## Prompt
Write out all the material exactly. Leave nothing out.

Records:
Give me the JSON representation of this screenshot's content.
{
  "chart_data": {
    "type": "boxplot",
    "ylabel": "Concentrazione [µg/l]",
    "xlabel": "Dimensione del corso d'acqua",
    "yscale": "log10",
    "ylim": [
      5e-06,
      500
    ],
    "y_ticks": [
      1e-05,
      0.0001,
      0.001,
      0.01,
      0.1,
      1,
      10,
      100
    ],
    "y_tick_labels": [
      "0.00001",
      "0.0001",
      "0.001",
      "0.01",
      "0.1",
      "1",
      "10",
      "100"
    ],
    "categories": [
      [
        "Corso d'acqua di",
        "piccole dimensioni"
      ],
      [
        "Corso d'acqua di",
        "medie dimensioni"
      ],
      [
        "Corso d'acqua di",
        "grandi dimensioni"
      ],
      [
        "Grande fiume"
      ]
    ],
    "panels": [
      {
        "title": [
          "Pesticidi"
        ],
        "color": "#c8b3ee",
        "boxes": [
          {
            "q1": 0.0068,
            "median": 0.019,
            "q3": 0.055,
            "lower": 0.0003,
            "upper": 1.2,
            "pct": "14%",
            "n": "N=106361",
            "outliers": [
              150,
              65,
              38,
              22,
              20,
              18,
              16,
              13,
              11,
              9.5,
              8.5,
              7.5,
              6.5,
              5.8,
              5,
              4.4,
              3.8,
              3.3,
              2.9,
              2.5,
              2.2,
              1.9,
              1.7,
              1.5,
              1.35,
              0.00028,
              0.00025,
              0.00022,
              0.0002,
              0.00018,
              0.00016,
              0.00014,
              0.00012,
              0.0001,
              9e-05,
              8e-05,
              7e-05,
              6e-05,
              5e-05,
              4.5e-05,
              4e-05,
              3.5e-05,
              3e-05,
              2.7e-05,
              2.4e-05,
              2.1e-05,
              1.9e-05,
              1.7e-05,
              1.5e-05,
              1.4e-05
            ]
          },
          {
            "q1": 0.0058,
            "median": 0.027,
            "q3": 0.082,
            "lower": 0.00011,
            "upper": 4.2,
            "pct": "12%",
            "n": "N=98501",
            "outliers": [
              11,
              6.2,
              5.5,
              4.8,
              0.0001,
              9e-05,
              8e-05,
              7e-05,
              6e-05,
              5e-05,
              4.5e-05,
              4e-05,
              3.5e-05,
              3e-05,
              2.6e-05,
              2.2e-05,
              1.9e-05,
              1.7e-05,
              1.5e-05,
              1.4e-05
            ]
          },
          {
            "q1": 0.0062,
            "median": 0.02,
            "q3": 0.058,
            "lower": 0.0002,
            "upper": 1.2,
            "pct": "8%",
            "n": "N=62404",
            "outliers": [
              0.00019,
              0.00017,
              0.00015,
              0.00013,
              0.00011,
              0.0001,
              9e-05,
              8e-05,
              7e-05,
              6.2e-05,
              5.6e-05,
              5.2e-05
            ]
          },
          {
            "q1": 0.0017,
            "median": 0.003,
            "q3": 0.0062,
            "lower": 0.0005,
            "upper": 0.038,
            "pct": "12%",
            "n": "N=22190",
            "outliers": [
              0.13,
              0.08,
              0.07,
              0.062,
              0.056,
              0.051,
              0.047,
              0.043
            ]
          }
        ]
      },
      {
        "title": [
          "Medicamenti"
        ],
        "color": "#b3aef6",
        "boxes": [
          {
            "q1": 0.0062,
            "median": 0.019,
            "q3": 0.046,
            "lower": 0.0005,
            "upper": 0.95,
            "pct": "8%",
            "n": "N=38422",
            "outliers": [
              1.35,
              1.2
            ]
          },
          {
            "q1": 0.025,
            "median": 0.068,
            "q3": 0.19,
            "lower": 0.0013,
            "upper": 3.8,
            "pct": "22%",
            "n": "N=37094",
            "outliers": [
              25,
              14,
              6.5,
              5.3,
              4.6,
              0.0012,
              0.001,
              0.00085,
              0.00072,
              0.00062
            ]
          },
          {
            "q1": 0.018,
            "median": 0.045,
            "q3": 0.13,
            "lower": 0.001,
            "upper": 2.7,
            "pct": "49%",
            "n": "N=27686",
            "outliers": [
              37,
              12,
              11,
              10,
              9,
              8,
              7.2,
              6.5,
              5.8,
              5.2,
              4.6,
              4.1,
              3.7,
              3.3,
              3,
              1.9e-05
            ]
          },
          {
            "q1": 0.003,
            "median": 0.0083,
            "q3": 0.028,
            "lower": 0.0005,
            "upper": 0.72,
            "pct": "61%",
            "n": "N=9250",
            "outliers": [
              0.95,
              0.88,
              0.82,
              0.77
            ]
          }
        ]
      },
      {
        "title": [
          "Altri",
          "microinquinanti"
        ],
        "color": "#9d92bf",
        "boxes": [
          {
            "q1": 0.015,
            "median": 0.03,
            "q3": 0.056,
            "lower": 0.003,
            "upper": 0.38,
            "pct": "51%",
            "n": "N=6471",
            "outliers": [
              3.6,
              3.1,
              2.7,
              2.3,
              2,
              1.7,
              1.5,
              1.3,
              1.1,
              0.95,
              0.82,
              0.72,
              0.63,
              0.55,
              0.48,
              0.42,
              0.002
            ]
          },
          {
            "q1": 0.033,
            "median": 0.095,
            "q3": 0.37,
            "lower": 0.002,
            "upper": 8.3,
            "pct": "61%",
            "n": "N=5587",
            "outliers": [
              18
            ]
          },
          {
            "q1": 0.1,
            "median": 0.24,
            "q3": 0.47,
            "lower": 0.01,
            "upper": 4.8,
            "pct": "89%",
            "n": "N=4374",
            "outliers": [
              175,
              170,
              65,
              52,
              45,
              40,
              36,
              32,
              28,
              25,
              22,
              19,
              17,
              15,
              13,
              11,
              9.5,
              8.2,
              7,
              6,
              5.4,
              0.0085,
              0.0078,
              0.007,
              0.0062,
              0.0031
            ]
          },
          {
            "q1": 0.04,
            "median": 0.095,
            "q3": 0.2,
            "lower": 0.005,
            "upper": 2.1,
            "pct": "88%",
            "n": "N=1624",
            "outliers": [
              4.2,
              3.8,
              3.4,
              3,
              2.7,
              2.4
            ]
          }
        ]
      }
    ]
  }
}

## Solution for this problem
Give me the JSON representation of this screenshot's content.
{
  "chart_data": {
    "type": "boxplot",
    "ylabel": "Concentrazione [µg/l]",
    "xlabel": "Dimensione del corso d'acqua",
    "yscale": "log10",
    "ylim": [
      5e-06,
      500
    ],
    "y_ticks": [
      1e-05,
      0.0001,
      0.001,
      0.01,
      0.1,
      1,
      10,
      100
    ],
    "y_tick_labels": [
      "0.00001",
      "0.0001",
      "0.001",
      "0.01",
      "0.1",
      "1",
      "10",
      "100"
    ],
    "categories": [
      [
        "Corso d'acqua di",
        "piccole dimensioni"
      ],
      [
        "Corso d'acqua di",
        "medie dimensioni"
      ],
      [
        "Corso d'acqua di",
        "grandi dimensioni"
      ],
      [
        "Grande fiume"
      ]
    ],
    "panels": [
      {
        "title": [
          "Pesticidi"
        ],
        "color": "#c8b3ee",
        "boxes": [
          {
            "q1": 0.0068,
            "median": 0.019,
            "q3": 0.055,
            "lower": 0.0003,
            "upper": 1.2,
            "pct": "14%",
            "n": "N=106361",
            "outliers": [
              150,
              65,
              38,
              22,
              20,
              18,
              16,
              13,
              11,
              9.5,
              8.5,
              7.5,
              6.5,
              5.8,
              5,
              4.4,
              3.8,
              3.3,
              2.9,
              2.5,
              2.2,
              1.9,
              1.7,
              1.5,
              1.35,
              0.00028,
              0.00025,
              0.00022,
              0.0002,
              0.00018,
              0.00016,
              0.00014,
              0.00012,
              0.0001,
              9e-05,
              8e-05,
              7e-05,
              6e-05,
              5e-05,
              4.5e-05,
              4e-05,
              3.5e-05,
              3e-05,
              2.7e-05,
              2.4e-05,
              2.1e-05,
              1.9e-05,
              1.7e-05,
              1.5e-05,
              1.4e-05
            ]
          },
          {
            "q1": 0.0058,
            "median": 0.027,
            "q3": 0.082,
            "lower": 0.00011,
            "upper": 4.2,
            "pct": "12%",
            "n": "N=98501",
            "outliers": [
              11,
              6.2,
              5.5,
              4.8,
              0.0001,
              9e-05,
              8e-05,
              7e-05,
              6e-05,
              5e-05,
              4.5e-05,
              4e-05,
              3.5e-05,
              3e-05,
              2.6e-05,
              2.2e-05,
              1.9e-05,
              1.7e-05,
              1.5e-05,
              1.4e-05
            ]
          },
          {
            "q1": 0.0062,
            "median": 0.02,
            "q3": 0.058,
            "lower": 0.0002,
            "upper": 1.2,
            "pct": "8%",
            "n": "N=62404",
            "outliers": [
              0.00019,
              0.00017,
              0.00015,
              0.00013,
              0.00011,
              0.0001,
              9e-05,
              8e-05,
              7e-05,
              6.2e-05,
              5.6e-05,
              5.2e-05
            ]
          },
          {
            "q1": 0.0017,
            "median": 0.003,
            "q3": 0.0062,
            "lower": 0.0005,
            "upper": 0.038,
            "pct": "12%",
            "n": "N=22190",
            "outliers": [
              0.13,
              0.08,
              0.07,
              0.062,
              0.056,
              0.051,
              0.047,
              0.043
            ]
          }
        ]
      },
      {
        "title": [
          "Medicamenti"
        ],
        "color": "#b3aef6",
        "boxes": [
          {
            "q1": 0.0062,
            "median": 0.019,
            "q3": 0.046,
            "lower": 0.0005,
            "upper": 0.95,
            "pct": "8%",
            "n": "N=38422",
            "outliers": [
              1.35,
              1.2
            ]
          },
          {
            "q1": 0.025,
            "median": 0.068,
            "q3": 0.19,
            "lower": 0.0013,
            "upper": 3.8,
            "pct": "22%",
            "n": "N=37094",
            "outliers": [
              25,
              14,
              6.5,
              5.3,
              4.6,
              0.0012,
              0.001,
              0.00085,
              0.00072,
              0.00062
            ]
          },
          {
            "q1": 0.018,
            "median": 0.045,
            "q3": 0.13,
            "lower": 0.001,
            "upper": 2.7,
            "pct": "49%",
            "n": "N=27686",
            "outliers": [
              37,
              12,
              11,
              10,
              9,
              8,
              7.2,
              6.5,
              5.8,
              5.2,
              4.6,
              4.1,
              3.7,
              3.3,
              3,
              1.9e-05
            ]
          },
          {
            "q1": 0.003,
            "median": 0.0083,
            "q3": 0.028,
            "lower": 0.0005,
            "upper": 0.72,
            "pct": "61%",
            "n": "N=9250",
            "outliers": [
              0.95,
              0.88,
              0.82,
              0.77
            ]
          }
        ]
      },
      {
        "title": [
          "Altri",
          "microinquinanti"
        ],
        "color": "#9d92bf",
        "boxes": [
          {
            "q1": 0.015,
            "median": 0.03,
            "q3": 0.056,
            "lower": 0.003,
            "upper": 0.38,
            "pct": "51%",
            "n": "N=6471",
            "outliers": [
              3.6,
              3.1,
              2.7,
              2.3,
              2,
              1.7,
              1.5,
              1.3,
              1.1,
              0.95,
              0.82,
              0.72,
              0.63,
              0.55,
              0.48,
              0.42,
              0.002
            ]
          },
          {
            "q1": 0.033,
            "median": 0.095,
            "q3": 0.37,
            "lower": 0.002,
            "upper": 8.3,
            "pct": "61%",
            "n": "N=5587",
            "outliers": [
              18
            ]
          },
          {
            "q1": 0.1,
            "median": 0.24,
            "q3": 0.47,
            "lower": 0.01,
            "upper": 4.8,
            "pct": "89%",
            "n": "N=4374",
            "outliers": [
              175,
              170,
              65,
              52,
              45,
              40,
              36,
              32,
              28,
              25,
              22,
              19,
              17,
              15,
              13,
              11,
              9.5,
              8.2,
              7,
              6,
              5.4,
              0.0085,
              0.0078,
              0.007,
              0.0062,
              0.0031
            ]
          },
          {
            "q1": 0.04,
            "median": 0.095,
            "q3": 0.2,
            "lower": 0.005,
            "upper": 2.1,
            "pct": "88%",
            "n": "N=1624",
            "outliers": [
              4.2,
              3.8,
              3.4,
              3,
              2.7,
              2.4
            ]
          }
        ]
      }
    ]
  }
}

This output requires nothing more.